##### Task inputs
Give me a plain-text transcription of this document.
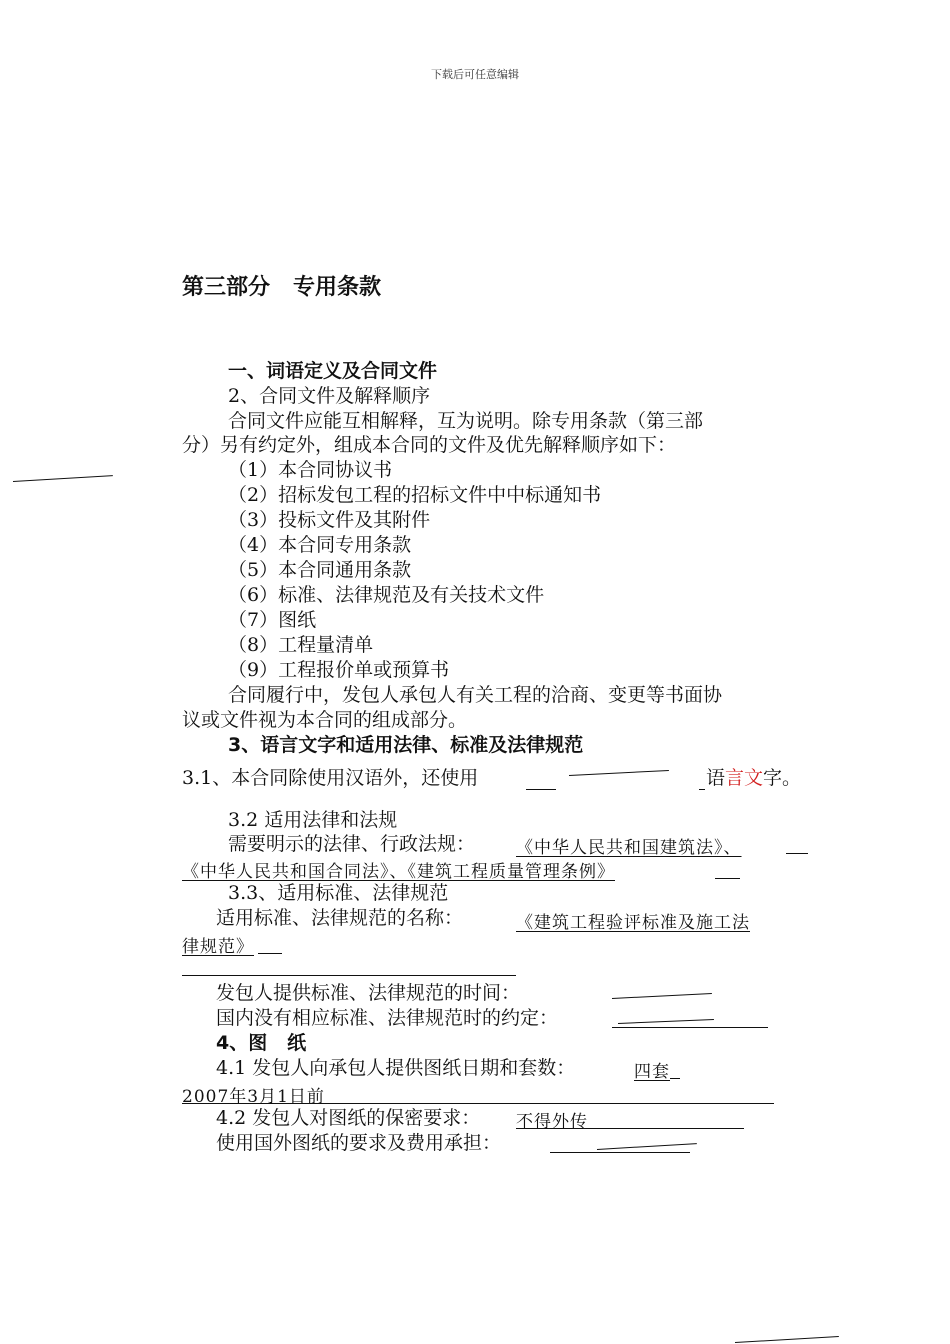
下载后可任意编辑
第三部分   专用条款
一、词语定义及合同文件
2、合同文件及解释顺序
合同文件应能互相解释，互为说明。除专用条款（第三部
分）另有约定外，组成本合同的文件及优先解释顺序如下：
（1）本合同协议书
（2）招标发包工程的招标文件中中标通知书
（3）投标文件及其附件
（4）本合同专用条款
（5）本合同通用条款
（6）标准、法律规范及有关技术文件
（7）图纸
（8）工程量清单
（9）工程报价单或预算书
合同履行中，发包人承包人有关工程的洽商、变更等书面协
议或文件视为本合同的组成部分。
3、语言文字和适用法律、标准及法律规范
3.1、本合同除使用汉语外，还使用	语言文字。
3.2 适用法律和法规
需要明示的法律、行政法规： 《中华人民共和国建筑法》、
《中华人民共和国合同法》、《建筑工程质量管理条例》
3.3、适用标准、法律规范
适用标准、法律规范的名称：	《建筑工程验评标准及施工法
律规范》
发包人提供标准、法律规范的时间：
国内没有相应标准、法律规范时的约定：
4、图   纸
4.1 发包人向承包人提供图纸日期和套数：	四套
2007年3月1日前
4.2 发包人对图纸的保密要求： 不得外传
使用国外图纸的要求及费用承担：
##########
Track down every line holding the string "适用标准" and copy it.

3.3、适用标准、法律规范
适用标准、法律规范的名称：	《建筑工程验评标准及施工法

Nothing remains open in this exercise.